[WHAT YOU ARE ASKED TO DO] Extract every line below that contains the word "from".

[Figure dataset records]
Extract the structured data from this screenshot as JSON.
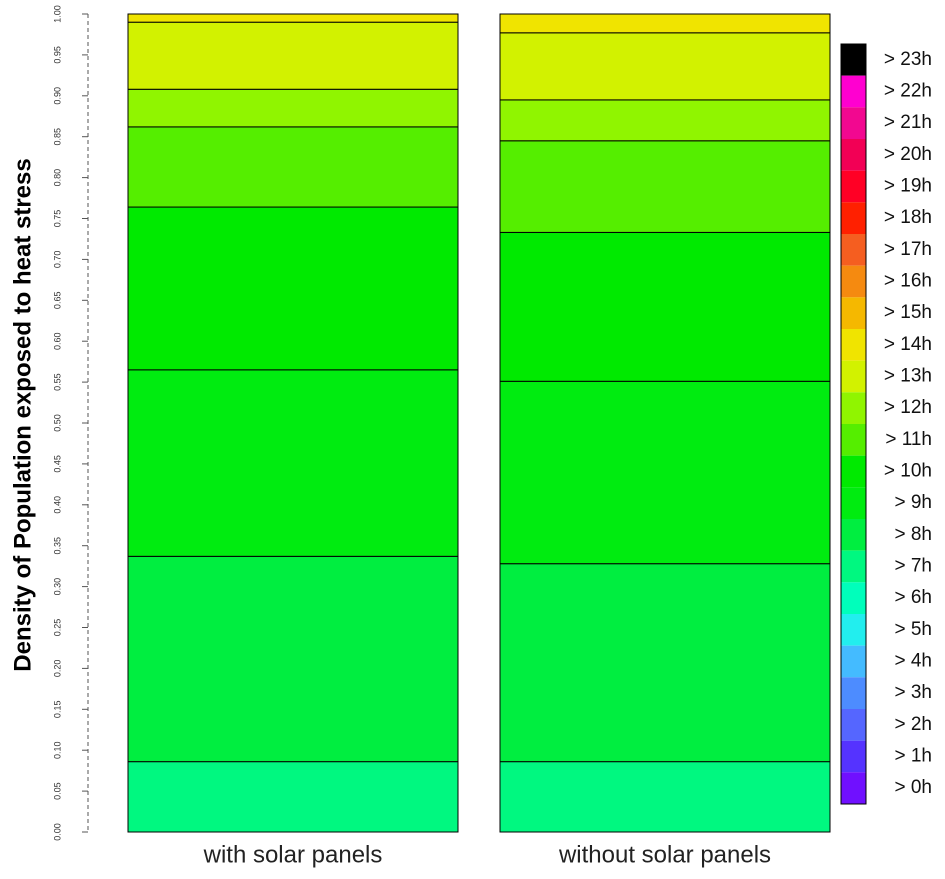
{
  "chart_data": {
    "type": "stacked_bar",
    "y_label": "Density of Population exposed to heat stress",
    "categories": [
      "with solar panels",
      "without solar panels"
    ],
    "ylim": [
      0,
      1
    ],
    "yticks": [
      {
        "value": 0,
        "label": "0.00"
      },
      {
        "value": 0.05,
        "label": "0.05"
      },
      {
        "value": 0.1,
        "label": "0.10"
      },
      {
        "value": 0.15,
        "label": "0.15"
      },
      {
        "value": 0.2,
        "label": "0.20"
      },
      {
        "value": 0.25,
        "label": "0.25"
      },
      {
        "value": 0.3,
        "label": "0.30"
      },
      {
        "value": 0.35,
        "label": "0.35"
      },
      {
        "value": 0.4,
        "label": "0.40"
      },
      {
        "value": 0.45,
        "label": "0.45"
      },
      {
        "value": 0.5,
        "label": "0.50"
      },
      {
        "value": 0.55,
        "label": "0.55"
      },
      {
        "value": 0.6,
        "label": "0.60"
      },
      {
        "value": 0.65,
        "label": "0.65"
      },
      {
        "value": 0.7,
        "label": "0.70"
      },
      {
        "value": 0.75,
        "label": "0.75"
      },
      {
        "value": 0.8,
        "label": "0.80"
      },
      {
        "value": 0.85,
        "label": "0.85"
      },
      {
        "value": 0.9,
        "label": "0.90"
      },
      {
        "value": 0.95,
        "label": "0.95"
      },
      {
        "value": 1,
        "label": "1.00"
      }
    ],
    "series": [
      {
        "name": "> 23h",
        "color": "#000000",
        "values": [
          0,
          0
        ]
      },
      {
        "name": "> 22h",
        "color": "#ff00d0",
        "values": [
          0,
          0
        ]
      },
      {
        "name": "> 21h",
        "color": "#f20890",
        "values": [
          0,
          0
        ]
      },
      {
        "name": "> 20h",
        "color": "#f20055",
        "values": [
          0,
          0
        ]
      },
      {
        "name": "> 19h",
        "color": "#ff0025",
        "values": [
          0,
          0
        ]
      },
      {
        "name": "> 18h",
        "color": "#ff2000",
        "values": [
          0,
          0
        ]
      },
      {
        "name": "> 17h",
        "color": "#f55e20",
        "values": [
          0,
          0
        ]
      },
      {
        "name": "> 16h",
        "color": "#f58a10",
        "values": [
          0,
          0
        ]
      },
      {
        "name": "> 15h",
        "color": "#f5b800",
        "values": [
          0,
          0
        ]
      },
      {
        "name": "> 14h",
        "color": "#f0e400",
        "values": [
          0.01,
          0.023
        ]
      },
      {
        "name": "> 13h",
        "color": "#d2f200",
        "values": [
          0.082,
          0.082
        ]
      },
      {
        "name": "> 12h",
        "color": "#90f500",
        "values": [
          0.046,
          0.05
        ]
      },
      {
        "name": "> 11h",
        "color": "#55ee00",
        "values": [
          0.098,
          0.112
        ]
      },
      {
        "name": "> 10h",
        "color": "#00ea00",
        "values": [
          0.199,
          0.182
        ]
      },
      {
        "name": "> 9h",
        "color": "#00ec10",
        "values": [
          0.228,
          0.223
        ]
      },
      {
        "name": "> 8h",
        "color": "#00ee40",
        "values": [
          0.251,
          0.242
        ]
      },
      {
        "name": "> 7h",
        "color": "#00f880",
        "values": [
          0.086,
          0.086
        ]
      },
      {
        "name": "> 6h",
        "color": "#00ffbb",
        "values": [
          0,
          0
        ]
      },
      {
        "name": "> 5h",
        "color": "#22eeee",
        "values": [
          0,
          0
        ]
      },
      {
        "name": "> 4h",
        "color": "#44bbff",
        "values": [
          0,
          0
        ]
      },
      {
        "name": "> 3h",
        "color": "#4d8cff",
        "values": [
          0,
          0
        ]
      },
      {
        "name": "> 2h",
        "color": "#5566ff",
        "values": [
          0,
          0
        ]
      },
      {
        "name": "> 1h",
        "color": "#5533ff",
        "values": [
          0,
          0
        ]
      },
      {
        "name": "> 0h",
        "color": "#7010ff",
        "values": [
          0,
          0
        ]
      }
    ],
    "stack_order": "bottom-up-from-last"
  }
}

[RESULT OF THIS TASK]
Extract the structured data from this screenshot as JSON.
    "stack_order": "bottom-up-from-last"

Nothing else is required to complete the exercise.